* Description of the task *
Search the records below for the word "除价格因素". Pull out each line that has it.

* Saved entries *

[START]

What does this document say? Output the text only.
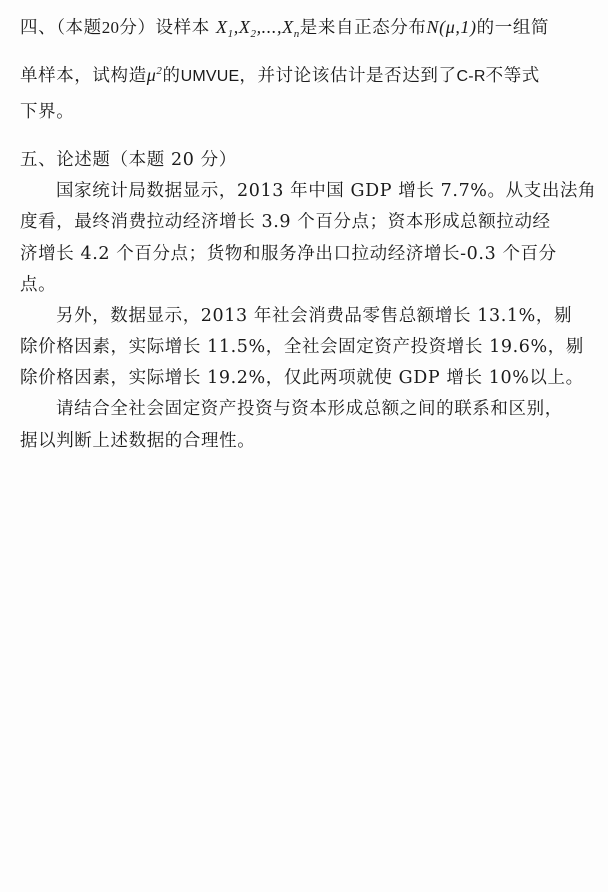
四、（本题20分）设样本 $X_1,X_2,...,X_n$是来自正态分布N(μ,1)的一组简
单样本，试构造$\mu^2$的UMVUE，并讨论该估计是否达到了C-R不等式
下界。
五、论述题（本题 20 分）
国家统计局数据显示，2013 年中国 GDP 增长 7.7%。从支出法角
度看，最终消费拉动经济增长 3.9 个百分点；资本形成总额拉动经
济增长 4.2 个百分点；货物和服务净出口拉动经济增长-0.3 个百分
点。
另外，数据显示，2013 年社会消费品零售总额增长 13.1%，剔
除价格因素，实际增长 11.5%，全社会固定资产投资增长 19.6%，剔
除价格因素，实际增长 19.2%，仅此两项就使 GDP 增长 10%以上。
请结合全社会固定资产投资与资本形成总额之间的联系和区别，
据以判断上述数据的合理性。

[END]

* Answer to this exercise *
除价格因素，实际增长 11.5%，全社会固定资产投资增长 19.6%，剔
除价格因素，实际增长 19.2%，仅此两项就使 GDP 增长 10%以上。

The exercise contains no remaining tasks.